Daerah

Pesantren Rabithatul Islam Rintis Usaha dari Kesenian

NU Online  ·  Senin, 22 Juni 2015 | 15:02 WIB

Probolinggo, NU Online
Kegiatan ekonomi di pesantren Rabithatul Islam di desa Krejengan kecamatan Krejengan kabupaten Probolinggo tidak selalu bergerak lewat industri dan jasa. Mereka menggerakkan ekonomi melalui kegiatan kesenian. Mereka merekam sejumlah lagu dan hasil rekaman berbentuk CD lantas dijual pada warga dan alumni.
<>
Selain pendidikan sebagai kegiatan wajib, pesantren Rabithatul Islam juga mengembangkan kegiatan ekonomi. Namun, bukan melalui usaha perdagangan seperti pesantren pada umumnya. Di tempat ini, kegiatan ekonomi dikembangkan melalui kesenian.

Di pesantren Rabithatul Islam ini ada kelompok seni bernama Jam’iyah Hadrah Al-Bisyri. Kelompok seni ini kemudian merekam karya-karya mereka dan menjualnya ke sejumlah kalangan.

SOAL TERTULIS 1 :: Menurut berita tentang pesantren Rabithatul Islam, apa yang membedakan kegiatan ekonomi pesantren ini dari pesantren pada umumnya? Jelaskan juga cara pesantren itu menghasilkan pemasukan.
SOAL TERTULIS 2 ::
Jawablah pertanyaan berikut berdasarkan berita tentang pesantren Rabithatul Islam.
(a) Di desa, kecamatan, dan kabupaten mana pesantren ini berada?
(b) Apa nama kelompok seni di pesantren ini?
(c) Kepada siapa CD hasil rekaman dijual?

ENTRI YANG DIBERIKAN ::
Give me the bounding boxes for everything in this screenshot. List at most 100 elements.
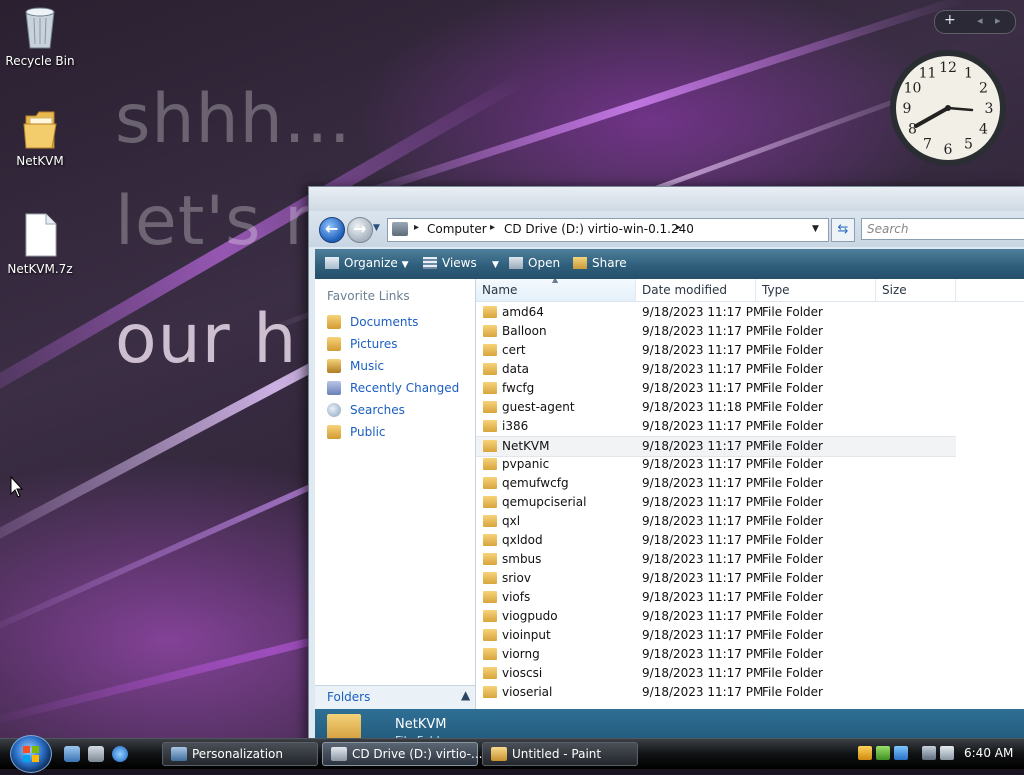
clock-numeral: 1: [964, 66, 973, 82]
file-row[interactable]: vioscsi 9/18/2023 11:17 PM File Folder: [476, 664, 956, 683]
file-name: viogpudo: [502, 609, 558, 623]
security-shield-icon[interactable]: [858, 746, 872, 760]
volume-muted-icon[interactable]: [940, 746, 954, 760]
refresh-button[interactable]: ⇆: [831, 218, 855, 242]
file-row[interactable]: qemupciserial 9/18/2023 11:17 PM File Fold…: [476, 493, 956, 512]
desktop-icon-recycle-bin[interactable]: Recycle Bin: [0, 4, 80, 68]
start-button[interactable]: [10, 735, 52, 773]
nav-link-documents[interactable]: Documents: [327, 315, 418, 329]
file-row[interactable]: data 9/18/2023 11:17 PM File Folder: [476, 360, 956, 379]
share-button[interactable]: Share: [573, 256, 627, 270]
back-button[interactable]: ←: [319, 217, 345, 243]
desktop-icon-netkvm-7z[interactable]: NetKVM.7z: [0, 212, 80, 276]
file-row[interactable]: cert 9/18/2023 11:17 PM File Folder: [476, 341, 956, 360]
folder-icon: [483, 325, 497, 337]
nav-link-public[interactable]: Public: [327, 425, 386, 439]
previous-gadget-button[interactable]: ◂: [977, 14, 983, 27]
searches-icon: [327, 403, 341, 417]
file-row[interactable]: viorng 9/18/2023 11:17 PM File Folder: [476, 645, 956, 664]
show-desktop-icon[interactable]: [64, 746, 80, 762]
forward-button[interactable]: →: [347, 217, 373, 243]
file-row[interactable]: pvpanic 9/18/2023 11:17 PM File Folder: [476, 455, 956, 474]
file-row[interactable]: vioserial 9/18/2023 11:17 PM File Folder: [476, 683, 956, 702]
clock-numeral: 7: [923, 137, 932, 153]
file-row[interactable]: Balloon 9/18/2023 11:17 PM File Folder: [476, 322, 956, 341]
windows-update-icon[interactable]: [894, 746, 908, 760]
breadcrumb-separator-icon[interactable]: ▸: [490, 222, 495, 233]
window-titlebar[interactable]: [309, 187, 1024, 211]
taskbar-button-cd-drive[interactable]: CD Drive (D:) virtio-...: [322, 742, 482, 766]
nav-link-pictures[interactable]: Pictures: [327, 337, 398, 351]
file-name: qxldod: [502, 533, 543, 547]
nav-link-recently-changed[interactable]: Recently Changed: [327, 381, 459, 395]
monitor-tray-icon[interactable]: [922, 746, 936, 760]
file-type: File Folder: [762, 419, 823, 433]
folder-icon: [483, 667, 497, 679]
breadcrumb-separator-icon[interactable]: ▸: [676, 222, 681, 233]
file-row[interactable]: guest-agent 9/18/2023 11:18 PM File Folder: [476, 398, 956, 417]
internet-explorer-icon[interactable]: [112, 746, 128, 762]
breadcrumb-computer[interactable]: Computer: [427, 222, 487, 236]
taskbar-button-paint[interactable]: Untitled - Paint: [482, 742, 638, 766]
open-button[interactable]: Open: [509, 256, 560, 270]
file-type: File Folder: [762, 666, 823, 680]
file-name: vioinput: [502, 628, 551, 642]
nav-link-label: Music: [350, 359, 385, 373]
file-row[interactable]: qxl 9/18/2023 11:17 PM File Folder: [476, 512, 956, 531]
address-dropdown-icon[interactable]: ▼: [812, 224, 819, 234]
tray-clock-time[interactable]: 6:40 AM: [964, 746, 1013, 760]
folders-toggle[interactable]: Folders ▲: [315, 685, 475, 710]
column-header-date-modified[interactable]: Date modified: [636, 279, 756, 301]
file-row[interactable]: vioinput 9/18/2023 11:17 PM File Folder: [476, 626, 956, 645]
paint-icon: [491, 747, 507, 761]
file-type: File Folder: [762, 343, 823, 357]
views-button[interactable]: Views ▼: [423, 256, 499, 270]
nav-link-searches[interactable]: Searches: [327, 403, 405, 417]
breadcrumb-cd-drive[interactable]: CD Drive (D:) virtio-win-0.1.240: [504, 222, 694, 236]
file-name: data: [502, 362, 530, 376]
file-row[interactable]: viofs 9/18/2023 11:17 PM File Folder: [476, 588, 956, 607]
file-row[interactable]: sriov 9/18/2023 11:17 PM File Folder: [476, 569, 956, 588]
next-gadget-button[interactable]: ▸: [995, 14, 1001, 27]
column-header-size[interactable]: Size: [876, 279, 956, 301]
clock-gadget[interactable]: 12 12 3 45678 9 1011: [888, 48, 1008, 168]
file-row[interactable]: smbus 9/18/2023 11:17 PM File Folder: [476, 550, 956, 569]
file-date-modified: 9/18/2023 11:17 PM: [642, 552, 764, 566]
nav-link-music[interactable]: Music: [327, 359, 384, 373]
desktop-icon-netkvm-folder[interactable]: NetKVM: [0, 108, 80, 168]
clock-numeral: 5: [964, 137, 973, 153]
column-headers: Name Date modified Type Size ▲: [476, 279, 1024, 302]
address-bar[interactable]: ▸ Computer ▸ CD Drive (D:) virtio-win-0.…: [387, 218, 829, 242]
file-type: File Folder: [762, 647, 823, 661]
navigation-pane: Favorite Links Documents Pictures Music …: [315, 279, 476, 709]
desktop-icon-label: NetKVM.7z: [7, 262, 73, 276]
file-row[interactable]: fwcfg 9/18/2023 11:17 PM File Folder: [476, 379, 956, 398]
taskbar-button-personalization[interactable]: Personalization: [162, 742, 318, 766]
file-row[interactable]: qemufwcfg 9/18/2023 11:17 PM File Folder: [476, 474, 956, 493]
file-date-modified: 9/18/2023 11:17 PM: [642, 647, 764, 661]
file-row[interactable]: i386 9/18/2023 11:17 PM File Folder: [476, 417, 956, 436]
clock-numeral: 8: [908, 122, 917, 138]
file-row[interactable]: qxldod 9/18/2023 11:17 PM File Folder: [476, 531, 956, 550]
details-title: NetKVM: [395, 717, 447, 732]
breadcrumb-separator-icon[interactable]: ▸: [414, 222, 419, 233]
add-gadget-button[interactable]: +: [944, 12, 956, 28]
network-tray-icon[interactable]: [876, 746, 890, 760]
file-row[interactable]: amd64 9/18/2023 11:17 PM File Folder: [476, 303, 956, 322]
file-date-modified: 9/18/2023 11:17 PM: [642, 666, 764, 680]
folder-icon: [483, 401, 497, 413]
file-date-modified: 9/18/2023 11:17 PM: [642, 533, 764, 547]
file-name: guest-agent: [502, 400, 575, 414]
file-row[interactable]: NetKVM 9/18/2023 11:17 PM File Folder: [476, 436, 956, 457]
switch-windows-icon[interactable]: [88, 746, 104, 762]
recent-pages-dropdown-icon[interactable]: ▼: [373, 223, 380, 233]
taskbar-button-label: CD Drive (D:) virtio-...: [352, 747, 483, 761]
gadget-toolbar: + ◂ ▸: [934, 10, 1016, 34]
file-row[interactable]: viogpudo 9/18/2023 11:17 PM File Folder: [476, 607, 956, 626]
file-date-modified: 9/18/2023 11:17 PM: [642, 381, 764, 395]
column-header-type[interactable]: Type: [756, 279, 876, 301]
file-date-modified: 9/18/2023 11:17 PM: [642, 324, 764, 338]
search-input[interactable]: Search: [861, 218, 1024, 240]
file-date-modified: 9/18/2023 11:17 PM: [642, 343, 764, 357]
organize-button[interactable]: Organize ▼: [325, 256, 409, 270]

PENYELESAIAN 1 :: Pesantren pada umumnya mengembangkan kegiatan ekonomi melalui usaha perdagangan. Pesantren Rabithatul Islam mengembangkannya melalui kesenian. Kelompok seninya merekam sejumlah lagu, lalu hasil rekaman berbentuk CD dijual kepada warga dan alumni.

PENYELESAIAN 2 ::
(a) Desa Krejengan, Kecamatan Krejengan, Kabupaten Probolinggo.
(b) Jam’iyah Hadrah Al-Bisyri.
(c) Kepada warga dan alumni.